#### [Stated problem]
State the count of lines below in which the word "semiaxis" appears, and add nothing.

#### [Dataset items]
---+---
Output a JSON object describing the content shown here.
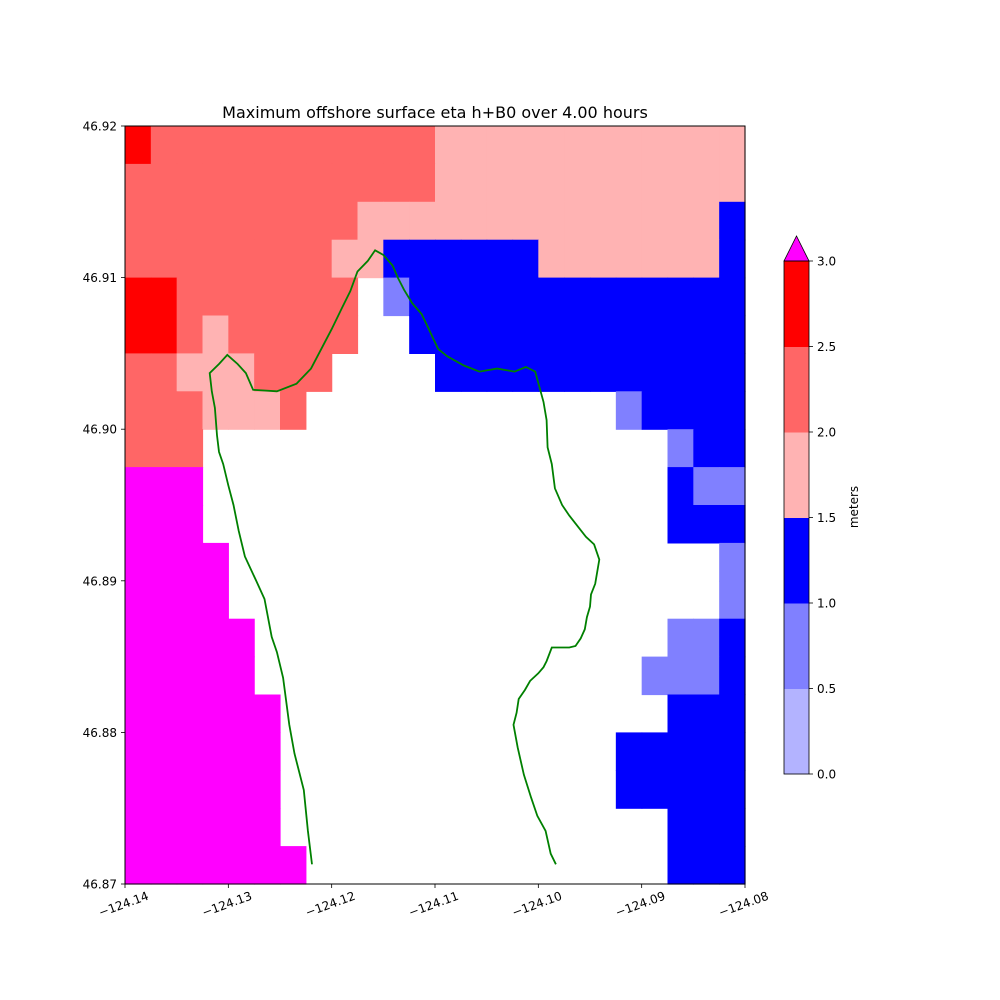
{
  "chart_data": {
    "type": "heatmap",
    "title": "Maximum offshore surface eta h+B0 over 4.00 hours",
    "xlim": [
      -124.14,
      -124.08
    ],
    "ylim": [
      46.87,
      46.92
    ],
    "x_ticks": [
      -124.14,
      -124.13,
      -124.12,
      -124.11,
      -124.1,
      -124.09,
      -124.08
    ],
    "x_tick_labels": [
      "−124.14",
      "−124.13",
      "−124.12",
      "−124.11",
      "−124.10",
      "−124.09",
      "−124.08"
    ],
    "y_ticks": [
      46.87,
      46.88,
      46.89,
      46.9,
      46.91,
      46.92
    ],
    "y_tick_labels": [
      "46.87",
      "46.88",
      "46.89",
      "46.90",
      "46.91",
      "46.92"
    ],
    "grid": false,
    "colorbar": {
      "label": "meters",
      "placement": "right",
      "extend": "max",
      "boundaries": [
        0.0,
        0.5,
        1.0,
        1.5,
        2.0,
        2.5,
        3.0
      ],
      "tick_labels": [
        "0.0",
        "0.5",
        "1.0",
        "1.5",
        "2.0",
        "2.5",
        "3.0"
      ],
      "colors": [
        "#b3b3ff",
        "#8080ff",
        "#0000ff",
        "#ffb3b3",
        "#ff6666",
        "#ff0000"
      ],
      "over_color": "#ff00ff"
    },
    "grid_x_edges": [
      -124.14,
      -124.1375,
      -124.135,
      -124.1325,
      -124.13,
      -124.1275,
      -124.125,
      -124.1225,
      -124.12,
      -124.1175,
      -124.115,
      -124.1125,
      -124.11,
      -124.1075,
      -124.105,
      -124.1025,
      -124.1,
      -124.0975,
      -124.095,
      -124.0925,
      -124.09,
      -124.0875,
      -124.085,
      -124.0825,
      -124.08
    ],
    "grid_y_edges": [
      46.92,
      46.9175,
      46.915,
      46.9125,
      46.91,
      46.9075,
      46.905,
      46.9025,
      46.9,
      46.8975,
      46.895,
      46.8925,
      46.89,
      46.8875,
      46.885,
      46.8825,
      46.88,
      46.8775,
      46.875,
      46.8725,
      46.87
    ],
    "cell_value_legend": {
      "0": "no data",
      "1": "0.5-1.0",
      "2": "1.0-1.5",
      "3": "1.5-2.0",
      "4": "2.0-2.5",
      "5": "2.5-3.0",
      "6": ">3.0"
    },
    "cells": [
      "544444444444333333333333",
      "444444444444333333333333",
      "444444444333333333333332",
      "444444443322222233333332",
      "554444444012222222222222",
      "554344444002222222222222",
      "443334440000222222222222",
      "444333400000000000012222",
      "444000000000000000000122",
      "666000000000000000000211",
      "666000000000000000000222",
      "666600000000000000000001",
      "666600000000000000000001",
      "666660000000000000000112",
      "666660000000000000001112",
      "666666000000000000000222",
      "666666000000000000022222",
      "666666000000000000022222",
      "666666000000000000000222",
      "666666600000000000000222"
    ],
    "coastline": [
      [
        -124.1219,
        46.8713
      ],
      [
        -124.1223,
        46.8735
      ],
      [
        -124.1227,
        46.8762
      ],
      [
        -124.1236,
        46.8786
      ],
      [
        -124.1241,
        46.8805
      ],
      [
        -124.1247,
        46.8836
      ],
      [
        -124.1253,
        46.8853
      ],
      [
        -124.1258,
        46.8863
      ],
      [
        -124.1265,
        46.8888
      ],
      [
        -124.1273,
        46.89
      ],
      [
        -124.1284,
        46.8916
      ],
      [
        -124.129,
        46.8933
      ],
      [
        -124.1295,
        46.895
      ],
      [
        -124.13,
        46.8963
      ],
      [
        -124.1305,
        46.8977
      ],
      [
        -124.1309,
        46.8985
      ],
      [
        -124.1311,
        46.8996
      ],
      [
        -124.1313,
        46.9014
      ],
      [
        -124.1316,
        46.9025
      ],
      [
        -124.1318,
        46.9037
      ],
      [
        -124.1309,
        46.9043
      ],
      [
        -124.1301,
        46.9049
      ],
      [
        -124.1291,
        46.9043
      ],
      [
        -124.1283,
        46.9037
      ],
      [
        -124.1276,
        46.9026
      ],
      [
        -124.1253,
        46.9025
      ],
      [
        -124.1234,
        46.903
      ],
      [
        -124.122,
        46.904
      ],
      [
        -124.121,
        46.9053
      ],
      [
        -124.12,
        46.9066
      ],
      [
        -124.119,
        46.908
      ],
      [
        -124.1182,
        46.9091
      ],
      [
        -124.1175,
        46.9104
      ],
      [
        -124.1165,
        46.9111
      ],
      [
        -124.1158,
        46.9118
      ],
      [
        -124.115,
        46.9115
      ],
      [
        -124.1141,
        46.9108
      ],
      [
        -124.1136,
        46.91
      ],
      [
        -124.113,
        46.9092
      ],
      [
        -124.1122,
        46.9083
      ],
      [
        -124.1113,
        46.9076
      ],
      [
        -124.1106,
        46.9066
      ],
      [
        -124.1097,
        46.9053
      ],
      [
        -124.1088,
        46.9048
      ],
      [
        -124.1072,
        46.9042
      ],
      [
        -124.1057,
        46.9038
      ],
      [
        -124.104,
        46.904
      ],
      [
        -124.1023,
        46.9038
      ],
      [
        -124.1012,
        46.9041
      ],
      [
        -124.1003,
        46.9038
      ],
      [
        -124.0995,
        46.9018
      ],
      [
        -124.0992,
        46.9006
      ],
      [
        -124.0991,
        46.8988
      ],
      [
        -124.0987,
        46.8977
      ],
      [
        -124.0984,
        46.8961
      ],
      [
        -124.0977,
        46.895
      ],
      [
        -124.097,
        46.8943
      ],
      [
        -124.0962,
        46.8936
      ],
      [
        -124.0954,
        46.8929
      ],
      [
        -124.0946,
        46.8924
      ],
      [
        -124.0941,
        46.8914
      ],
      [
        -124.0945,
        46.8898
      ],
      [
        -124.0949,
        46.8891
      ],
      [
        -124.095,
        46.8883
      ],
      [
        -124.0953,
        46.8876
      ],
      [
        -124.0955,
        46.8868
      ],
      [
        -124.0959,
        46.8862
      ],
      [
        -124.0964,
        46.8857
      ],
      [
        -124.097,
        46.8856
      ],
      [
        -124.0981,
        46.8856
      ],
      [
        -124.0987,
        46.8856
      ],
      [
        -124.0992,
        46.8847
      ],
      [
        -124.0995,
        46.8843
      ],
      [
        -124.1,
        46.8839
      ],
      [
        -124.1008,
        46.8834
      ],
      [
        -124.1013,
        46.8828
      ],
      [
        -124.1019,
        46.8822
      ],
      [
        -124.1021,
        46.8813
      ],
      [
        -124.1024,
        46.8805
      ],
      [
        -124.102,
        46.879
      ],
      [
        -124.1014,
        46.8772
      ],
      [
        -124.1007,
        46.8757
      ],
      [
        -124.1001,
        46.8745
      ],
      [
        -124.0993,
        46.8735
      ],
      [
        -124.0988,
        46.872
      ],
      [
        -124.0983,
        46.8713
      ]
    ],
    "coastline_color": "#008000"
  }
}
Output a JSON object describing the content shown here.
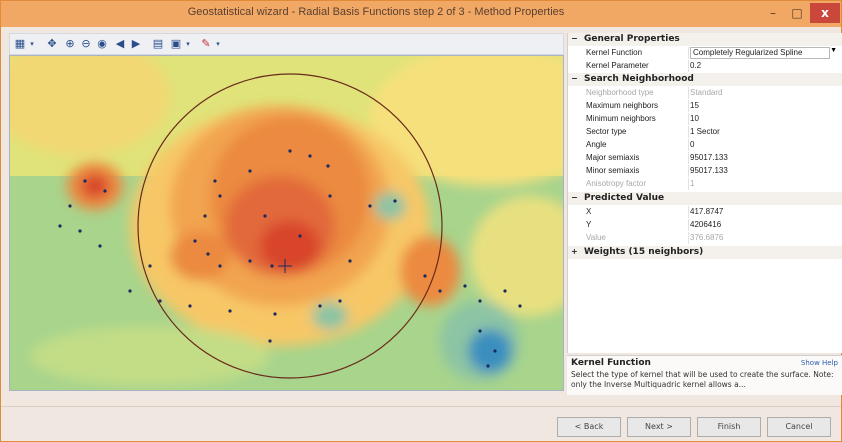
{
  "window": {
    "title": "Geostatistical wizard - Radial Basis Functions step 2 of 3 - Method Properties",
    "minimize_glyph": "–",
    "maximize_glyph": "□",
    "close_glyph": "x"
  },
  "toolbar": {
    "icons": [
      "layers-icon",
      "dropdown-arrow-icon",
      "pan-icon",
      "zoom-in-icon",
      "zoom-out-icon",
      "full-extent-icon",
      "back-icon",
      "forward-icon",
      "legend-icon",
      "display-icon",
      "dropdown-arrow-icon",
      "pencil-icon",
      "dropdown-arrow-icon"
    ]
  },
  "properties": {
    "general": {
      "label": "General Properties",
      "expander": "−",
      "rows": [
        {
          "key": "Kernel Function",
          "value": "Completely Regularized Spline"
        },
        {
          "key": "Kernel Parameter",
          "value": "0.2"
        }
      ]
    },
    "search": {
      "label": "Search Neighborhood",
      "expander": "−",
      "rows": [
        {
          "key": "Neighborhood type",
          "value": "Standard",
          "dim": true
        },
        {
          "key": "Maximum neighbors",
          "value": "15"
        },
        {
          "key": "Minimum neighbors",
          "value": "10"
        },
        {
          "key": "Sector type",
          "value": "1 Sector"
        },
        {
          "key": "Angle",
          "value": "0"
        },
        {
          "key": "Major semiaxis",
          "value": "95017.133"
        },
        {
          "key": "Minor semiaxis",
          "value": "95017.133"
        },
        {
          "key": "Anisotropy factor",
          "value": "1",
          "dim": true
        }
      ]
    },
    "predicted": {
      "label": "Predicted Value",
      "expander": "−",
      "rows": [
        {
          "key": "X",
          "value": "417.8747"
        },
        {
          "key": "Y",
          "value": "4206416"
        },
        {
          "key": "Value",
          "value": "376.6876",
          "dim": true
        }
      ]
    },
    "weights": {
      "label": "Weights (15 neighbors)",
      "expander": "+"
    }
  },
  "help": {
    "title": "Kernel Function",
    "link": "Show Help",
    "body": "Select the type of kernel that will be used to create the surface. Note: only the Inverse Multiquadric kernel allows a..."
  },
  "footer": {
    "back": "< Back",
    "next": "Next >",
    "finish": "Finish",
    "cancel": "Cancel"
  },
  "colors": {
    "titlebar": "#f2a865",
    "surface_high": "#d8452c",
    "surface_low": "#3b8fbf",
    "close": "#c9473b"
  }
}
---+---
#### [Response below]
2